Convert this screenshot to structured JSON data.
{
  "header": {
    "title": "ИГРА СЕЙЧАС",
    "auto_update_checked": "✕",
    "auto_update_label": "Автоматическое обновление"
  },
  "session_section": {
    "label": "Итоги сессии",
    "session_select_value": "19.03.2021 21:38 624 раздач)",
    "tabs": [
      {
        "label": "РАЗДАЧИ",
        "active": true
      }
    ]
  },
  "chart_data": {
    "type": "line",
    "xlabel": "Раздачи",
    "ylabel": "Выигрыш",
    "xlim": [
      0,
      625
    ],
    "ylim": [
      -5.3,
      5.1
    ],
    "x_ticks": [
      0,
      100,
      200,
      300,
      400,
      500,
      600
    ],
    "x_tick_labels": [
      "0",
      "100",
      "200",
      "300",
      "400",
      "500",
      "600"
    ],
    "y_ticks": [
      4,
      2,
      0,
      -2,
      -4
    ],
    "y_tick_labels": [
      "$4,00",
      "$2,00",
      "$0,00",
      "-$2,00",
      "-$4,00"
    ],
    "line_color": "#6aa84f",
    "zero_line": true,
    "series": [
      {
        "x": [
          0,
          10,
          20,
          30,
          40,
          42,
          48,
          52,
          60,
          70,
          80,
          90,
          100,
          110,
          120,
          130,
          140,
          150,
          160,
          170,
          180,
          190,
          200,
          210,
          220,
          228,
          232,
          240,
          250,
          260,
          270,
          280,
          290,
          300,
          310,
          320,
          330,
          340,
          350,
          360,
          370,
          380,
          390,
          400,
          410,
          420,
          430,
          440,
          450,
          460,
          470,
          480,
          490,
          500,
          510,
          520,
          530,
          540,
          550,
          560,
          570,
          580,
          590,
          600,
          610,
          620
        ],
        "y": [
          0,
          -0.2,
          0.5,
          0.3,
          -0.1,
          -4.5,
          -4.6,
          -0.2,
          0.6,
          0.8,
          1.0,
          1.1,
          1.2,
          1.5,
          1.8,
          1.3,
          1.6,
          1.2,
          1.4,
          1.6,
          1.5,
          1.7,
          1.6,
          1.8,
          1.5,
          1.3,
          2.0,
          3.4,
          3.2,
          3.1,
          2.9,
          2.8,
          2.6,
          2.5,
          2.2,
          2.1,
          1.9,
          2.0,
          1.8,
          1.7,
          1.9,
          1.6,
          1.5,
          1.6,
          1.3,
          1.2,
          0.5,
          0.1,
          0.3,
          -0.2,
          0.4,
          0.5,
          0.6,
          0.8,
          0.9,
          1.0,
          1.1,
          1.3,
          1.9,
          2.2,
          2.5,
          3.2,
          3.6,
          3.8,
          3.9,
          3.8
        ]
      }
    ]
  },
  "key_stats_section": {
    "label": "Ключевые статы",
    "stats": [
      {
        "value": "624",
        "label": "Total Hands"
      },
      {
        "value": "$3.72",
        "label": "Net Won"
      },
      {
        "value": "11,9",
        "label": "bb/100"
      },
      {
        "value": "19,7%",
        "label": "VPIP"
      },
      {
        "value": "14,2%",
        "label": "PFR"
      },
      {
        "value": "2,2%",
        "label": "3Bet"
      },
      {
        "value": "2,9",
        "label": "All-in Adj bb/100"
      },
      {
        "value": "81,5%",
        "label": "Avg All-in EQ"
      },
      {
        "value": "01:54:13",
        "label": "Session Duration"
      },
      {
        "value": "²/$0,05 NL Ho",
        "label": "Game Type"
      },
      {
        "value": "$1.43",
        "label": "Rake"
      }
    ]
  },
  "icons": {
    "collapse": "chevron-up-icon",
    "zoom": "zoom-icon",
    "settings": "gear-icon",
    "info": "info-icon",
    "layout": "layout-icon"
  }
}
***
→ **WRITTEN REQUEST**
Reproduce each line verbatim.

→ **EXERCISE SOLUTION**
Convert this screenshot to structured JSON data.
{
  "header": {
    "title": "ИГРА СЕЙЧАС",
    "auto_update_checked": "✕",
    "auto_update_label": "Автоматическое обновление"
  },
  "session_section": {
    "label": "Итоги сессии",
    "session_select_value": "19.03.2021 21:38 624 раздач)",
    "tabs": [
      {
        "label": "РАЗДАЧИ",
        "active": true
      }
    ]
  },
  "chart_data": {
    "type": "line",
    "xlabel": "Раздачи",
    "ylabel": "Выигрыш",
    "xlim": [
      0,
      625
    ],
    "ylim": [
      -5.3,
      5.1
    ],
    "x_ticks": [
      0,
      100,
      200,
      300,
      400,
      500,
      600
    ],
    "x_tick_labels": [
      "0",
      "100",
      "200",
      "300",
      "400",
      "500",
      "600"
    ],
    "y_ticks": [
      4,
      2,
      0,
      -2,
      -4
    ],
    "y_tick_labels": [
      "$4,00",
      "$2,00",
      "$0,00",
      "-$2,00",
      "-$4,00"
    ],
    "line_color": "#6aa84f",
    "zero_line": true,
    "series": [
      {
        "x": [
          0,
          10,
          20,
          30,
          40,
          42,
          48,
          52,
          60,
          70,
          80,
          90,
          100,
          110,
          120,
          130,
          140,
          150,
          160,
          170,
          180,
          190,
          200,
          210,
          220,
          228,
          232,
          240,
          250,
          260,
          270,
          280,
          290,
          300,
          310,
          320,
          330,
          340,
          350,
          360,
          370,
          380,
          390,
          400,
          410,
          420,
          430,
          440,
          450,
          460,
          470,
          480,
          490,
          500,
          510,
          520,
          530,
          540,
          550,
          560,
          570,
          580,
          590,
          600,
          610,
          620
        ],
        "y": [
          0,
          -0.2,
          0.5,
          0.3,
          -0.1,
          -4.5,
          -4.6,
          -0.2,
          0.6,
          0.8,
          1.0,
          1.1,
          1.2,
          1.5,
          1.8,
          1.3,
          1.6,
          1.2,
          1.4,
          1.6,
          1.5,
          1.7,
          1.6,
          1.8,
          1.5,
          1.3,
          2.0,
          3.4,
          3.2,
          3.1,
          2.9,
          2.8,
          2.6,
          2.5,
          2.2,
          2.1,
          1.9,
          2.0,
          1.8,
          1.7,
          1.9,
          1.6,
          1.5,
          1.6,
          1.3,
          1.2,
          0.5,
          0.1,
          0.3,
          -0.2,
          0.4,
          0.5,
          0.6,
          0.8,
          0.9,
          1.0,
          1.1,
          1.3,
          1.9,
          2.2,
          2.5,
          3.2,
          3.6,
          3.8,
          3.9,
          3.8
        ]
      }
    ]
  },
  "key_stats_section": {
    "label": "Ключевые статы",
    "stats": [
      {
        "value": "624",
        "label": "Total Hands"
      },
      {
        "value": "$3.72",
        "label": "Net Won"
      },
      {
        "value": "11,9",
        "label": "bb/100"
      },
      {
        "value": "19,7%",
        "label": "VPIP"
      },
      {
        "value": "14,2%",
        "label": "PFR"
      },
      {
        "value": "2,2%",
        "label": "3Bet"
      },
      {
        "value": "2,9",
        "label": "All-in Adj bb/100"
      },
      {
        "value": "81,5%",
        "label": "Avg All-in EQ"
      },
      {
        "value": "01:54:13",
        "label": "Session Duration"
      },
      {
        "value": "²/$0,05 NL Ho",
        "label": "Game Type"
      },
      {
        "value": "$1.43",
        "label": "Rake"
      }
    ]
  },
  "icons": {
    "collapse": "chevron-up-icon",
    "zoom": "zoom-icon",
    "settings": "gear-icon",
    "info": "info-icon",
    "layout": "layout-icon"
  }
}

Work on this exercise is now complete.